## What you are asked to do
Repeat the data word for word. Do not include the pictures.

___ Input material

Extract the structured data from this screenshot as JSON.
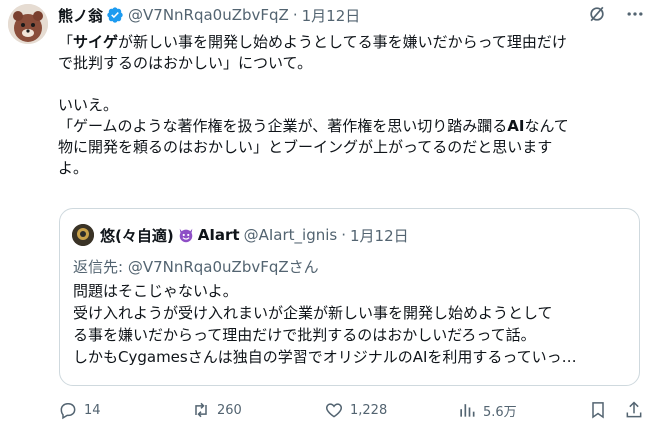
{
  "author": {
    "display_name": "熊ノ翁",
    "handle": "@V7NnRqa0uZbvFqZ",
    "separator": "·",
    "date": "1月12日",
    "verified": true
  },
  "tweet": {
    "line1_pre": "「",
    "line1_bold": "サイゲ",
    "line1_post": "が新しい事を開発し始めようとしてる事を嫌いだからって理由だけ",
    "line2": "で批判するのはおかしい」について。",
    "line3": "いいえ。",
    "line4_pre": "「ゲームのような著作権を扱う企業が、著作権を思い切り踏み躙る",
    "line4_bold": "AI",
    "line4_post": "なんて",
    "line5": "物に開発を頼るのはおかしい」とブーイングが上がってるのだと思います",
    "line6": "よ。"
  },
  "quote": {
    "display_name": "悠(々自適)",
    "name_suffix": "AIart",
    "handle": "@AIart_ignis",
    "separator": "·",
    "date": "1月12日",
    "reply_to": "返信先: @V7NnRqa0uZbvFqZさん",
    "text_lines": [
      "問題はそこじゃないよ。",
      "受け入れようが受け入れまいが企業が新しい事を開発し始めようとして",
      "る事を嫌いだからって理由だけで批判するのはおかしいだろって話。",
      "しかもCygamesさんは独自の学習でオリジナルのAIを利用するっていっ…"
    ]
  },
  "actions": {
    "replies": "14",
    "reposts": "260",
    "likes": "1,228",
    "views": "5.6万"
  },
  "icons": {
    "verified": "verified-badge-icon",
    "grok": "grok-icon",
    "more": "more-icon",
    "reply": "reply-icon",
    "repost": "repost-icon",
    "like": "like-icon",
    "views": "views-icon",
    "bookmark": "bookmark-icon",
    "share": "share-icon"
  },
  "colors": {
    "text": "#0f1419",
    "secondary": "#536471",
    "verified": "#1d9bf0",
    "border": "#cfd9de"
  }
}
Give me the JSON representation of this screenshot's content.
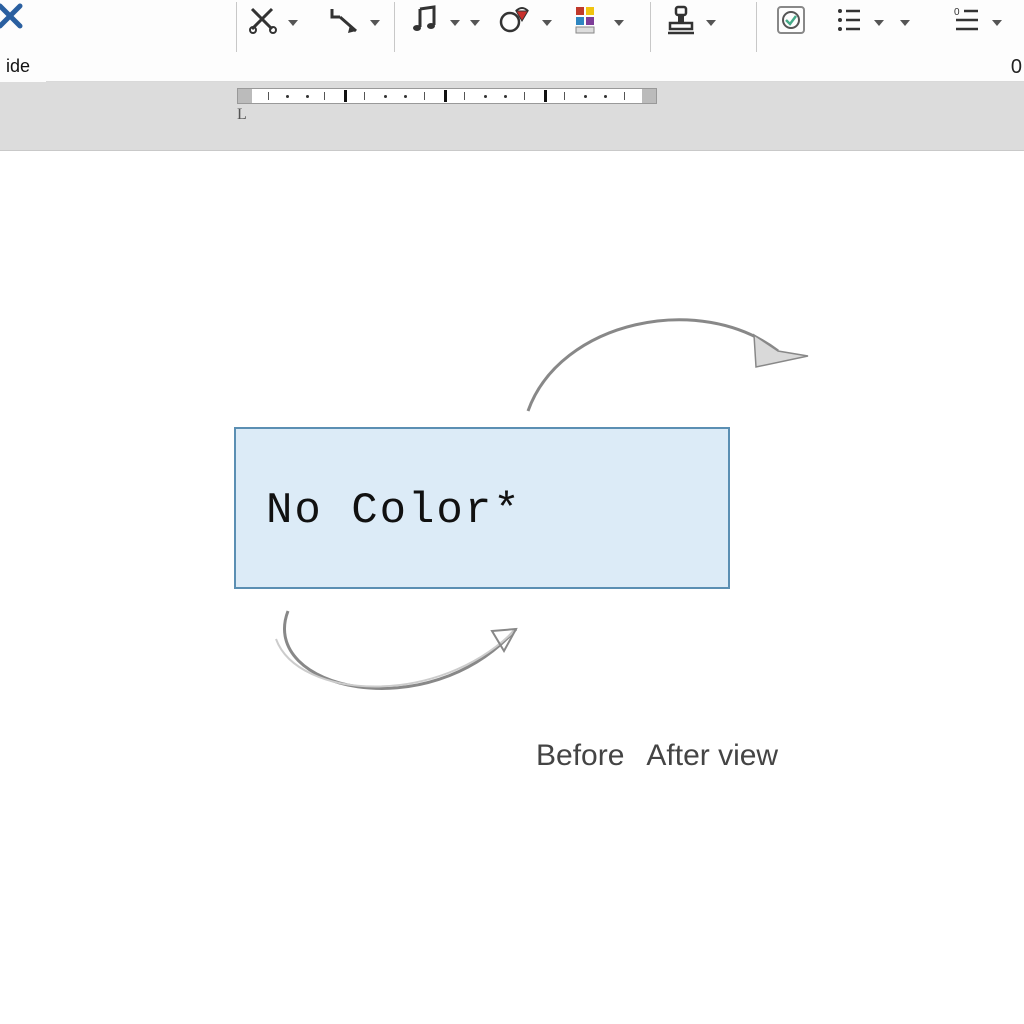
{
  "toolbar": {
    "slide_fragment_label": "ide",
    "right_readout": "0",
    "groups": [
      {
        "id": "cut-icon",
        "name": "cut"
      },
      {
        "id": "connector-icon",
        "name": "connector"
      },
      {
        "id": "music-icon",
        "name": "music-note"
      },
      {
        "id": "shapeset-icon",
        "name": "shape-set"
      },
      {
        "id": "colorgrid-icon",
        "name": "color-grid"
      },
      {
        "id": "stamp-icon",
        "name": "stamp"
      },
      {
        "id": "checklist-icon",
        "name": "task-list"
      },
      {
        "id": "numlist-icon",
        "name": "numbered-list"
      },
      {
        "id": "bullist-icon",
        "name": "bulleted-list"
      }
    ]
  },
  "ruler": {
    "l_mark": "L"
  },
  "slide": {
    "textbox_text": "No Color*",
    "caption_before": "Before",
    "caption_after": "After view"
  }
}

______

## Exercise answer
Extract the structured data from this screenshot as JSON.
{
  "author": {
    "display_name": "熊ノ翁",
    "handle": "@V7NnRqa0uZbvFqZ",
    "separator": "·",
    "date": "1月12日",
    "verified": true
  },
  "tweet": {
    "line1_pre": "「",
    "line1_bold": "サイゲ",
    "line1_post": "が新しい事を開発し始めようとしてる事を嫌いだからって理由だけ",
    "line2": "で批判するのはおかしい」について。",
    "line3": "いいえ。",
    "line4_pre": "「ゲームのような著作権を扱う企業が、著作権を思い切り踏み躙る",
    "line4_bold": "AI",
    "line4_post": "なんて",
    "line5": "物に開発を頼るのはおかしい」とブーイングが上がってるのだと思います",
    "line6": "よ。"
  },
  "quote": {
    "display_name": "悠(々自適)",
    "name_suffix": "AIart",
    "handle": "@AIart_ignis",
    "separator": "·",
    "date": "1月12日",
    "reply_to": "返信先: @V7NnRqa0uZbvFqZさん",
    "text_lines": [
      "問題はそこじゃないよ。",
      "受け入れようが受け入れまいが企業が新しい事を開発し始めようとして",
      "る事を嫌いだからって理由だけで批判するのはおかしいだろって話。",
      "しかもCygamesさんは独自の学習でオリジナルのAIを利用するっていっ…"
    ]
  },
  "actions": {
    "replies": "14",
    "reposts": "260",
    "likes": "1,228",
    "views": "5.6万"
  },
  "icons": {
    "verified": "verified-badge-icon",
    "grok": "grok-icon",
    "more": "more-icon",
    "reply": "reply-icon",
    "repost": "repost-icon",
    "like": "like-icon",
    "views": "views-icon",
    "bookmark": "bookmark-icon",
    "share": "share-icon"
  },
  "colors": {
    "text": "#0f1419",
    "secondary": "#536471",
    "verified": "#1d9bf0",
    "border": "#cfd9de"
  }
}
Give me the JSON representation of this screenshot's content.
{
  "toolbar": {
    "slide_fragment_label": "ide",
    "right_readout": "0",
    "groups": [
      {
        "id": "cut-icon",
        "name": "cut"
      },
      {
        "id": "connector-icon",
        "name": "connector"
      },
      {
        "id": "music-icon",
        "name": "music-note"
      },
      {
        "id": "shapeset-icon",
        "name": "shape-set"
      },
      {
        "id": "colorgrid-icon",
        "name": "color-grid"
      },
      {
        "id": "stamp-icon",
        "name": "stamp"
      },
      {
        "id": "checklist-icon",
        "name": "task-list"
      },
      {
        "id": "numlist-icon",
        "name": "numbered-list"
      },
      {
        "id": "bullist-icon",
        "name": "bulleted-list"
      }
    ]
  },
  "ruler": {
    "l_mark": "L"
  },
  "slide": {
    "textbox_text": "No Color*",
    "caption_before": "Before",
    "caption_after": "After view"
  }
}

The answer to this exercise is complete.